== What is needed ==
Please output the listing below exactly as it appears, every line unchanged.

== Material ==

════

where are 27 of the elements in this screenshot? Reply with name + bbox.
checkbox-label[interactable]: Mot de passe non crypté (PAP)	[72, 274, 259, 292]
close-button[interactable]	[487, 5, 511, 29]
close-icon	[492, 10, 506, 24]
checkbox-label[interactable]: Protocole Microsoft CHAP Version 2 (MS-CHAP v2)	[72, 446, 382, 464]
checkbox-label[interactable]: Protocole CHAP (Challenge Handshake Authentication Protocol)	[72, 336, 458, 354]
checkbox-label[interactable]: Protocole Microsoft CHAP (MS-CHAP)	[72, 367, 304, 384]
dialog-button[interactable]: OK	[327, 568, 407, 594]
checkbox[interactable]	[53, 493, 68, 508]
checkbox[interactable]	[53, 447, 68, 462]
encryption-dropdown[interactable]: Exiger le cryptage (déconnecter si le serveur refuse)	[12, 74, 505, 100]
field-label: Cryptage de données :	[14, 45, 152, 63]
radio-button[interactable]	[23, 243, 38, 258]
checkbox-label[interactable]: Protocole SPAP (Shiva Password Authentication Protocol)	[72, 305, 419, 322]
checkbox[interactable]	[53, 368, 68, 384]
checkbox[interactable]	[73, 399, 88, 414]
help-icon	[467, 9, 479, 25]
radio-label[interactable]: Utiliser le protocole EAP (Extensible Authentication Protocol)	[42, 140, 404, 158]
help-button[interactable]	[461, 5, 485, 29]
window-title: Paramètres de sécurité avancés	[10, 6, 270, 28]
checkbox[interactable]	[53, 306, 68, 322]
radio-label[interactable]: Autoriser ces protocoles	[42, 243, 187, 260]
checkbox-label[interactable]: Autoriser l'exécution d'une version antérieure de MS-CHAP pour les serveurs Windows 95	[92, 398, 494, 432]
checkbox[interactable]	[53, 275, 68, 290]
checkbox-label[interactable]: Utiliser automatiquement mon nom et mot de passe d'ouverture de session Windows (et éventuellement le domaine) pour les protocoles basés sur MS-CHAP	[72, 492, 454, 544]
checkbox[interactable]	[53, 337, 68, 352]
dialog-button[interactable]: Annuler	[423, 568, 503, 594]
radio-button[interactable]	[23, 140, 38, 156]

════

== The result ==
where are 27 of the elements in this screenshot? Reply with name + bbox.
checkbox-label[interactable]: Mot de passe non crypté (PAP)	[72, 274, 259, 292]
close-button[interactable]	[487, 5, 511, 29]
close-icon	[492, 10, 506, 24]
checkbox-label[interactable]: Protocole Microsoft CHAP Version 2 (MS-CHAP v2)	[72, 446, 382, 464]
checkbox-label[interactable]: Protocole CHAP (Challenge Handshake Authentication Protocol)	[72, 336, 458, 354]
checkbox-label[interactable]: Protocole Microsoft CHAP (MS-CHAP)	[72, 367, 304, 384]
dialog-button[interactable]: OK	[327, 568, 407, 594]
checkbox[interactable]	[53, 493, 68, 508]
checkbox[interactable]	[53, 447, 68, 462]
encryption-dropdown[interactable]: Exiger le cryptage (déconnecter si le serveur refuse)	[12, 74, 505, 100]
field-label: Cryptage de données :	[14, 45, 152, 63]
radio-button[interactable]	[23, 243, 38, 258]
checkbox-label[interactable]: Protocole SPAP (Shiva Password Authentication Protocol)	[72, 305, 419, 322]
checkbox[interactable]	[53, 368, 68, 384]
checkbox[interactable]	[73, 399, 88, 414]
help-icon	[467, 9, 479, 25]
radio-label[interactable]: Utiliser le protocole EAP (Extensible Authentication Protocol)	[42, 140, 404, 158]
help-button[interactable]	[461, 5, 485, 29]
window-title: Paramètres de sécurité avancés	[10, 6, 270, 28]
checkbox[interactable]	[53, 306, 68, 322]
radio-label[interactable]: Autoriser ces protocoles	[42, 243, 187, 260]
checkbox-label[interactable]: Autoriser l'exécution d'une version antérieure de MS-CHAP pour les serveurs Windows 95	[92, 398, 494, 432]
checkbox[interactable]	[53, 275, 68, 290]
checkbox-label[interactable]: Utiliser automatiquement mon nom et mot de passe d'ouverture de session Windows (et éventuellement le domaine) pour les protocoles basés sur MS-CHAP	[72, 492, 454, 544]
checkbox[interactable]	[53, 337, 68, 352]
dialog-button[interactable]: Annuler	[423, 568, 503, 594]
radio-button[interactable]	[23, 140, 38, 156]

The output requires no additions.